• Instructions for the task:
In the listing below, pick out lines with "JSON".

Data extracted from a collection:
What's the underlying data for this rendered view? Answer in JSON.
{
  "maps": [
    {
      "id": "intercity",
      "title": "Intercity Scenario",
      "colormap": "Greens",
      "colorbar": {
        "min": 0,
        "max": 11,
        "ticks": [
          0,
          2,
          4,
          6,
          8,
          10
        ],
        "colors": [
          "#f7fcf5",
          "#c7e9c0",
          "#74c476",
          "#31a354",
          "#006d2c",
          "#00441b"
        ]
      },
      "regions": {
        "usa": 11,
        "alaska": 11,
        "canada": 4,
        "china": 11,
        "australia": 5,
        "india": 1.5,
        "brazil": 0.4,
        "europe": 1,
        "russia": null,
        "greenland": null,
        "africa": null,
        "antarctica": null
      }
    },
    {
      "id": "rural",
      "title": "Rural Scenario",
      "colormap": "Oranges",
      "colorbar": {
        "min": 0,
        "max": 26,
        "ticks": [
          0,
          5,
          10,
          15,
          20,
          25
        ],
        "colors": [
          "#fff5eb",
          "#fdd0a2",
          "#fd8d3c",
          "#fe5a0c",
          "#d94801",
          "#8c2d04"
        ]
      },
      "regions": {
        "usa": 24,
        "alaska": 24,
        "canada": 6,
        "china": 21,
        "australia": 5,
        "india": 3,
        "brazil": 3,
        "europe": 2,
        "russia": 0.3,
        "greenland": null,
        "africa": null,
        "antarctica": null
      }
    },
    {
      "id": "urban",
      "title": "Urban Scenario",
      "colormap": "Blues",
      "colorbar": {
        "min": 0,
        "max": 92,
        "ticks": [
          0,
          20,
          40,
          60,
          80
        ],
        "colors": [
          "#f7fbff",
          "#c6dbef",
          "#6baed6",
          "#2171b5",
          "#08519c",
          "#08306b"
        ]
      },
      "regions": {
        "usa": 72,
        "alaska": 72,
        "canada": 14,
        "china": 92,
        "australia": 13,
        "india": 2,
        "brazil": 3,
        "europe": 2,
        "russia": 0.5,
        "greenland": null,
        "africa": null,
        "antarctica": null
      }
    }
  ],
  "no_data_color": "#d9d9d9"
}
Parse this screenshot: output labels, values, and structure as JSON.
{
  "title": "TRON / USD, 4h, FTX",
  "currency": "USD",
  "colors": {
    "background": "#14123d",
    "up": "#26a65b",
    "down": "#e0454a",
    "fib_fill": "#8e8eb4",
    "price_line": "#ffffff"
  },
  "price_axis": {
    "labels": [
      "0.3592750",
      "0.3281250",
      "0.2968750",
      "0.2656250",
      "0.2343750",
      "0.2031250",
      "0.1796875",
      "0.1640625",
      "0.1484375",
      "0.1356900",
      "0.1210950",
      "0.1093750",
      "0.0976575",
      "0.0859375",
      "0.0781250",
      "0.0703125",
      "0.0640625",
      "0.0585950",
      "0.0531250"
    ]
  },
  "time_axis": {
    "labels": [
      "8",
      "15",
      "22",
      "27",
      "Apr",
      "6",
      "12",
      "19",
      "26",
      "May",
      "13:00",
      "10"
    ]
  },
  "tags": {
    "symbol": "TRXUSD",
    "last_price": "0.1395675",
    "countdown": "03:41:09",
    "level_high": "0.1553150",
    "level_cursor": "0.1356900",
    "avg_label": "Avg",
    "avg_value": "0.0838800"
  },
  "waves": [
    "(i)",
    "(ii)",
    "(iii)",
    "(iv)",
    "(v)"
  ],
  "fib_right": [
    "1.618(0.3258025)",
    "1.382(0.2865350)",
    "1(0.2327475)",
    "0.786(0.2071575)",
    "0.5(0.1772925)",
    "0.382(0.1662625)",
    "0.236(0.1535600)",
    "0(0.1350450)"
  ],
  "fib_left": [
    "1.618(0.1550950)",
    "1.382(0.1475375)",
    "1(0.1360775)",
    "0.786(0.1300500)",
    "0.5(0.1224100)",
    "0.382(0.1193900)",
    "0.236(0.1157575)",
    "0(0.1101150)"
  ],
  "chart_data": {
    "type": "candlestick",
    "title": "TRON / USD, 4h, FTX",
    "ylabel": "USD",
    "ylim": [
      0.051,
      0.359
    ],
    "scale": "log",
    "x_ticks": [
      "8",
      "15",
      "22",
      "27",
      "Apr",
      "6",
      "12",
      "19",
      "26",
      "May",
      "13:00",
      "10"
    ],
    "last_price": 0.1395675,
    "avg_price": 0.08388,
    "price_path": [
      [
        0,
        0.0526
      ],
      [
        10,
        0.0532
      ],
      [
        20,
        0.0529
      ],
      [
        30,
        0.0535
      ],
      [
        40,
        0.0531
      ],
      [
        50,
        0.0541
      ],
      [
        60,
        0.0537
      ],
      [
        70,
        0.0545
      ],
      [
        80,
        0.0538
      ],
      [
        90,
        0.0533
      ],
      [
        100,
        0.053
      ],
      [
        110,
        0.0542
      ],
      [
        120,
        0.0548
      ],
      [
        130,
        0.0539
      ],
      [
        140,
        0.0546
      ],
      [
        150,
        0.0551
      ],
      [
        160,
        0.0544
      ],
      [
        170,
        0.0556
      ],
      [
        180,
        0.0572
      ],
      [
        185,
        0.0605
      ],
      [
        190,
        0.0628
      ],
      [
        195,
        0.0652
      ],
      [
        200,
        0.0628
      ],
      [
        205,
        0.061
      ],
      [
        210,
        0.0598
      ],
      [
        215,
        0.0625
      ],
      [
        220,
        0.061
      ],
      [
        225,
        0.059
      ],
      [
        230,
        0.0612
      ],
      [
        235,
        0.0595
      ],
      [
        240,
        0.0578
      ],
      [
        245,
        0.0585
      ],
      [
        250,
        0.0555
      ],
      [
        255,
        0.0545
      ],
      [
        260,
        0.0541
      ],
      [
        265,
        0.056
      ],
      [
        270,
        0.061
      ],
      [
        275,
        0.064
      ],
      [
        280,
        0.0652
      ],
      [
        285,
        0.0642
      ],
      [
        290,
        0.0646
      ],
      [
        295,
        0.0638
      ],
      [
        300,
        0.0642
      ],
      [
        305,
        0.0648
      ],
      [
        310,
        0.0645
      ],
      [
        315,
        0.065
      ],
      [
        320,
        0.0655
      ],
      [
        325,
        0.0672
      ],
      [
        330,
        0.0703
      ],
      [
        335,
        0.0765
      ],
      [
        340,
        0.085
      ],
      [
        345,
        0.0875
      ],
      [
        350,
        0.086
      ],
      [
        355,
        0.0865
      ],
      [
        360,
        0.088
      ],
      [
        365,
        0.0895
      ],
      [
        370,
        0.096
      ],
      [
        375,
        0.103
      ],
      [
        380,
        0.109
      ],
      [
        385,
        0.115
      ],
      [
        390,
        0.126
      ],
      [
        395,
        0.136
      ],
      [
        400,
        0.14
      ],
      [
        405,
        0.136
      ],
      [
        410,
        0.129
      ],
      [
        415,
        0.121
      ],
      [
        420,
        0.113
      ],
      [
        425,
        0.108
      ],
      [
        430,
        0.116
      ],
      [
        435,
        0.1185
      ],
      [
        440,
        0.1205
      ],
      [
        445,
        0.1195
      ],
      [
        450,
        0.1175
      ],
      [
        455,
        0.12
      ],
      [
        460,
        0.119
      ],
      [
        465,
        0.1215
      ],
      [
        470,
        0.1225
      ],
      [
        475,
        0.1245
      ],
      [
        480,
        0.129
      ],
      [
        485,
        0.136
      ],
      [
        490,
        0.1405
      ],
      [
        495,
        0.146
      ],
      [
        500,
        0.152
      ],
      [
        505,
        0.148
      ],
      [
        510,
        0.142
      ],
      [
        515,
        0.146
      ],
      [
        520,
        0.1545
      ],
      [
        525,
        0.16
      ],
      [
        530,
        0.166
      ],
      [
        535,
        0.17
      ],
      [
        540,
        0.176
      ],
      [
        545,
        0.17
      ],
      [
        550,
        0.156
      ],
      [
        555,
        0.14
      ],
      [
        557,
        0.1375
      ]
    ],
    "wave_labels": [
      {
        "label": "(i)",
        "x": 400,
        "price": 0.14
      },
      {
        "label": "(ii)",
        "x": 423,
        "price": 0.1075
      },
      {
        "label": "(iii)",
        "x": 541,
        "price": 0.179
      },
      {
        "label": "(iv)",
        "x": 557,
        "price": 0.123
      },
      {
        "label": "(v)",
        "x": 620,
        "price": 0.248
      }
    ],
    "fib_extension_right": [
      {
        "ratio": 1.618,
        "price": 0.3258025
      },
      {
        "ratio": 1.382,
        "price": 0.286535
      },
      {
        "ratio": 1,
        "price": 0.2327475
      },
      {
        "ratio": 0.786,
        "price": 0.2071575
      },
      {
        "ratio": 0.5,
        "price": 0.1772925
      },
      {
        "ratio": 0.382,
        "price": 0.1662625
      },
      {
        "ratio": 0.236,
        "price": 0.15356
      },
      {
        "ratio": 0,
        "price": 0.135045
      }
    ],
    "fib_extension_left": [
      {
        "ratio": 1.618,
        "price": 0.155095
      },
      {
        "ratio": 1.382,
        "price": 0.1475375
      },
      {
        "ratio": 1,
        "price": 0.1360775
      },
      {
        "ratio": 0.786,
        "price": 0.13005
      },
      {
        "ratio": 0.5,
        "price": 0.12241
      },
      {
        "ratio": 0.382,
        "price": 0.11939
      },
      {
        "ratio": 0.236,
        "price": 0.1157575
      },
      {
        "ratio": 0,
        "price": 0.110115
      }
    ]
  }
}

• Solution to the problem:
What's the underlying data for this rendered view? Answer in JSON.
Parse this screenshot: output labels, values, and structure as JSON.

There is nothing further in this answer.